--- begin MATERIAL FOR THE TASK ---
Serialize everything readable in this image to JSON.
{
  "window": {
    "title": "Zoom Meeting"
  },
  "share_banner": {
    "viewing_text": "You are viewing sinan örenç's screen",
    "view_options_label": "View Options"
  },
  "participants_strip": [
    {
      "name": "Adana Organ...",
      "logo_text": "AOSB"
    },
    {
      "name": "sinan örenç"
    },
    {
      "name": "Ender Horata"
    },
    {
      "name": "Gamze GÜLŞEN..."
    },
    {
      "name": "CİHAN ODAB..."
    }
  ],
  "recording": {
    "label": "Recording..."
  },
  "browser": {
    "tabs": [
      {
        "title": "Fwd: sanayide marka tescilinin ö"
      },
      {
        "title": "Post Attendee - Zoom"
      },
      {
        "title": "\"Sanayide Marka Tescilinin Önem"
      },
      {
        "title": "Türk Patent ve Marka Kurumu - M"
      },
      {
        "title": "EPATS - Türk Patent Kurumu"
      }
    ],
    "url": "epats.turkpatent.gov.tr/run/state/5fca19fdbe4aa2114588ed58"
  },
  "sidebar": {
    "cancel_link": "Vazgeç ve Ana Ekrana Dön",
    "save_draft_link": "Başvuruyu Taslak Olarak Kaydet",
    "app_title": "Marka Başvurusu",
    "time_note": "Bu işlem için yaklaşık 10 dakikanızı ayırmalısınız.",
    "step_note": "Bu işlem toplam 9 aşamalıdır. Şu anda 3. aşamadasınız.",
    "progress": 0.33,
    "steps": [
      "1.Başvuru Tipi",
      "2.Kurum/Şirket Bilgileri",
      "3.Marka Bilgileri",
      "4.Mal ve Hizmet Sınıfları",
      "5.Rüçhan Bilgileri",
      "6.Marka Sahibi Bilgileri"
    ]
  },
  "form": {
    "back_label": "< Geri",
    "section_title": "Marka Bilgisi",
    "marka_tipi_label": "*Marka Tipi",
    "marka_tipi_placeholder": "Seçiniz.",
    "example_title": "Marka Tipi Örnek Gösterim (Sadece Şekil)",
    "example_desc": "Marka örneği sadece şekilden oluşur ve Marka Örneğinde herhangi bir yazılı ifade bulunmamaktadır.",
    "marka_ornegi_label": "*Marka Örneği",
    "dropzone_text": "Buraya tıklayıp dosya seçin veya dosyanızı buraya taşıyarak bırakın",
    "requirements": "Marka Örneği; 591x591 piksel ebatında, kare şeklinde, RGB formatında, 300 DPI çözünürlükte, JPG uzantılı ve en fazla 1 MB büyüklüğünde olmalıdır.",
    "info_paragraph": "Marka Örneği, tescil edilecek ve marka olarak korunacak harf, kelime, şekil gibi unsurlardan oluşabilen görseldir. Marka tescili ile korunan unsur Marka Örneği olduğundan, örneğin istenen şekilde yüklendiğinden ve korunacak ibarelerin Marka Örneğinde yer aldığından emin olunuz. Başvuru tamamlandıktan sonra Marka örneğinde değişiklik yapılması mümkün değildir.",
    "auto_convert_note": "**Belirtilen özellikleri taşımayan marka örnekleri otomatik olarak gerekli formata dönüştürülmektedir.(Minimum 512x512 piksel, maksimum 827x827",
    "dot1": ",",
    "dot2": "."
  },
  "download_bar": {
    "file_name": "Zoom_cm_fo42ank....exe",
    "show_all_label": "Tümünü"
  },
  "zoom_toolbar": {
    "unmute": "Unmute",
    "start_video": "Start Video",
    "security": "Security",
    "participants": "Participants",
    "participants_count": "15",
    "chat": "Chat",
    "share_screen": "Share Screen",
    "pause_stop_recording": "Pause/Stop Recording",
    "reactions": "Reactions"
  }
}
--- end MATERIAL FOR THE TASK ---
### PROBLEM REQUIREMENTS
Considering only the records above, state the number of lines that include the word "Türk", with nothing added.

### FULL OUTPUT
2